* **Data entries**
═══

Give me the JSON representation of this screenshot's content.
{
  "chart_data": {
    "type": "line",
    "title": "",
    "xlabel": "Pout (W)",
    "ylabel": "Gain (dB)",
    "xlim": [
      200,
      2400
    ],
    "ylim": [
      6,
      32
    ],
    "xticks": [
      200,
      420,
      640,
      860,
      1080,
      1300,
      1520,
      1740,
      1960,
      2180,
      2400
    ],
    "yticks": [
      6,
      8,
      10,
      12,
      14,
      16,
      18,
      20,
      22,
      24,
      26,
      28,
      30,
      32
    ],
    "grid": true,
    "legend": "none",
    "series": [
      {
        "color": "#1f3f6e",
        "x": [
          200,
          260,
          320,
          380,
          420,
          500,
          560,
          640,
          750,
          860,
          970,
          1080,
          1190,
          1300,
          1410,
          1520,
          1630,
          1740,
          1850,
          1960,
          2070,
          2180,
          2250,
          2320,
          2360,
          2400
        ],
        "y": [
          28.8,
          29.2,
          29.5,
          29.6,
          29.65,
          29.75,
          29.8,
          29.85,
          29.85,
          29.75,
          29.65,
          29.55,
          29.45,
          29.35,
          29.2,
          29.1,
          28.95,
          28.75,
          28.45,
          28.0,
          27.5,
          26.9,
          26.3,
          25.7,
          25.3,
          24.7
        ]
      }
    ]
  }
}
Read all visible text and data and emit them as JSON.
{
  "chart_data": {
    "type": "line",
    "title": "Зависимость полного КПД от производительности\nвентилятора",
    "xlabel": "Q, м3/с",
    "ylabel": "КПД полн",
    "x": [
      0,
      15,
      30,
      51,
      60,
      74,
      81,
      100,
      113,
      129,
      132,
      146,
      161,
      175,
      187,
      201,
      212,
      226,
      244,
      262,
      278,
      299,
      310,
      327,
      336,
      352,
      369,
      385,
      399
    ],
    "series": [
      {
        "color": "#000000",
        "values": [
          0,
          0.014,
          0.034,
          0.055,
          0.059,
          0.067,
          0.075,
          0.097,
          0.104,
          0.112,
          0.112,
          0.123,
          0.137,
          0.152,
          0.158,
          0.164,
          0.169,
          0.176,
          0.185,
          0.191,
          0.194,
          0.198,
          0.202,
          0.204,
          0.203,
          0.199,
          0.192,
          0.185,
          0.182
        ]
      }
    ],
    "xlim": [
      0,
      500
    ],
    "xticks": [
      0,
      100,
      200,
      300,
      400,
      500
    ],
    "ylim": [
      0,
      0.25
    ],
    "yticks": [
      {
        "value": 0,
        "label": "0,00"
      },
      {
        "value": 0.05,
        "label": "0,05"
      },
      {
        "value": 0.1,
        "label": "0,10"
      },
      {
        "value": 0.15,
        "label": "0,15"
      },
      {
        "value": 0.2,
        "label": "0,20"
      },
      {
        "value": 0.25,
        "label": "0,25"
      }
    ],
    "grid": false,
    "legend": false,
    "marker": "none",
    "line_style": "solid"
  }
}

═══

* **Given task**
Please reproduce the entire listing, exactly as shown.

* **Task answer**
Give me the JSON representation of this screenshot's content.
{
  "chart_data": {
    "type": "line",
    "title": "",
    "xlabel": "Pout (W)",
    "ylabel": "Gain (dB)",
    "xlim": [
      200,
      2400
    ],
    "ylim": [
      6,
      32
    ],
    "xticks": [
      200,
      420,
      640,
      860,
      1080,
      1300,
      1520,
      1740,
      1960,
      2180,
      2400
    ],
    "yticks": [
      6,
      8,
      10,
      12,
      14,
      16,
      18,
      20,
      22,
      24,
      26,
      28,
      30,
      32
    ],
    "grid": true,
    "legend": "none",
    "series": [
      {
        "color": "#1f3f6e",
        "x": [
          200,
          260,
          320,
          380,
          420,
          500,
          560,
          640,
          750,
          860,
          970,
          1080,
          1190,
          1300,
          1410,
          1520,
          1630,
          1740,
          1850,
          1960,
          2070,
          2180,
          2250,
          2320,
          2360,
          2400
        ],
        "y": [
          28.8,
          29.2,
          29.5,
          29.6,
          29.65,
          29.75,
          29.8,
          29.85,
          29.85,
          29.75,
          29.65,
          29.55,
          29.45,
          29.35,
          29.2,
          29.1,
          28.95,
          28.75,
          28.45,
          28.0,
          27.5,
          26.9,
          26.3,
          25.7,
          25.3,
          24.7
        ]
      }
    ]
  }
}
Read all visible text and data and emit them as JSON.
{
  "chart_data": {
    "type": "line",
    "title": "Зависимость полного КПД от производительности\nвентилятора",
    "xlabel": "Q, м3/с",
    "ylabel": "КПД полн",
    "x": [
      0,
      15,
      30,
      51,
      60,
      74,
      81,
      100,
      113,
      129,
      132,
      146,
      161,
      175,
      187,
      201,
      212,
      226,
      244,
      262,
      278,
      299,
      310,
      327,
      336,
      352,
      369,
      385,
      399
    ],
    "series": [
      {
        "color": "#000000",
        "values": [
          0,
          0.014,
          0.034,
          0.055,
          0.059,
          0.067,
          0.075,
          0.097,
          0.104,
          0.112,
          0.112,
          0.123,
          0.137,
          0.152,
          0.158,
          0.164,
          0.169,
          0.176,
          0.185,
          0.191,
          0.194,
          0.198,
          0.202,
          0.204,
          0.203,
          0.199,
          0.192,
          0.185,
          0.182
        ]
      }
    ],
    "xlim": [
      0,
      500
    ],
    "xticks": [
      0,
      100,
      200,
      300,
      400,
      500
    ],
    "ylim": [
      0,
      0.25
    ],
    "yticks": [
      {
        "value": 0,
        "label": "0,00"
      },
      {
        "value": 0.05,
        "label": "0,05"
      },
      {
        "value": 0.1,
        "label": "0,10"
      },
      {
        "value": 0.15,
        "label": "0,15"
      },
      {
        "value": 0.2,
        "label": "0,20"
      },
      {
        "value": 0.25,
        "label": "0,25"
      }
    ],
    "grid": false,
    "legend": false,
    "marker": "none",
    "line_style": "solid"
  }
}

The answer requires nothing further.